--- start ---

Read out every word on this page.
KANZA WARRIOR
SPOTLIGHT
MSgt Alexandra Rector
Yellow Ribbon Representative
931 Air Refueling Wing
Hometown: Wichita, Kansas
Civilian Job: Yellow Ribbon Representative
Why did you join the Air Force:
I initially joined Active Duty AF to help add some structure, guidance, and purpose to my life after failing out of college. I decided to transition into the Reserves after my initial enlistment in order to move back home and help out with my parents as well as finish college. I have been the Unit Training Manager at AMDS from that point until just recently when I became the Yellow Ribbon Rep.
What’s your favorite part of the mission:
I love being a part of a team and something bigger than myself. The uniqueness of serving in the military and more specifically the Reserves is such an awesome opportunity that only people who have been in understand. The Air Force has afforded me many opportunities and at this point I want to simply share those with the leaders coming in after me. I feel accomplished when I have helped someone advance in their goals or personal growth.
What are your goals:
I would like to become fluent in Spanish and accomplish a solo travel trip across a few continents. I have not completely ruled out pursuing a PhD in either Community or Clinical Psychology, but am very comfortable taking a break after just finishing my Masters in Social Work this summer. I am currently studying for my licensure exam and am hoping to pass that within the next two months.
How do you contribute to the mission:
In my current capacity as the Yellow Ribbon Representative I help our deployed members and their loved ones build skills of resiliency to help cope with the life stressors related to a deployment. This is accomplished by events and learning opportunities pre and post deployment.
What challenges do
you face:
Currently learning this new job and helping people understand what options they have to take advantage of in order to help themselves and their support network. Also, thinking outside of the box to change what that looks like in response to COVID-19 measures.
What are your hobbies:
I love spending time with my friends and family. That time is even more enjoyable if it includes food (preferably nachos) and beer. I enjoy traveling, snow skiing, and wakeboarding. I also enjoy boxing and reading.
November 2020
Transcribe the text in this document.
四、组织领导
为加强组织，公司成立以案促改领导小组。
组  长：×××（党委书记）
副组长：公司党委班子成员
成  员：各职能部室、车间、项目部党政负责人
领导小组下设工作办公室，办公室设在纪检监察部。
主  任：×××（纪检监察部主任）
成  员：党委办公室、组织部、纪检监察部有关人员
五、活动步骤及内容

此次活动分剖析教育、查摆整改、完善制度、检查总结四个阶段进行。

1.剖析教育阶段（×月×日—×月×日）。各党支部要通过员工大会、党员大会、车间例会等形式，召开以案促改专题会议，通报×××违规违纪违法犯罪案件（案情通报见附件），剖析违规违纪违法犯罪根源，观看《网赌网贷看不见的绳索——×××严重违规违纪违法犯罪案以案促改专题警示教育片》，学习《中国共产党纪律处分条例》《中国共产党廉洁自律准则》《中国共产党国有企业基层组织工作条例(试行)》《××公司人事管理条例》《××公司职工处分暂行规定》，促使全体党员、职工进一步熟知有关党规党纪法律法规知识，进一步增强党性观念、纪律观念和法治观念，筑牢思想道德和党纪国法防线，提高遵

--- end ---

▶ _What is required_
Reproduce each line of the material containing the word "accomplished".

▶ _Completed exercise_
I love being a part of a team and something bigger than myself. The uniqueness of serving in the military and more specifically the Reserves is such an awesome opportunity that only people who have been in understand. The Air Force has afforded me many opportunities and at this point I want to simply share those with the leaders coming in after me. I feel accomplished when I have helped someone advance in their goals or personal growth.
In my current capacity as the Yellow Ribbon Representative I help our deployed members and their loved ones build skills of resiliency to help cope with the life stressors related to a deployment. This is accomplished by events and learning opportunities pre and post deployment.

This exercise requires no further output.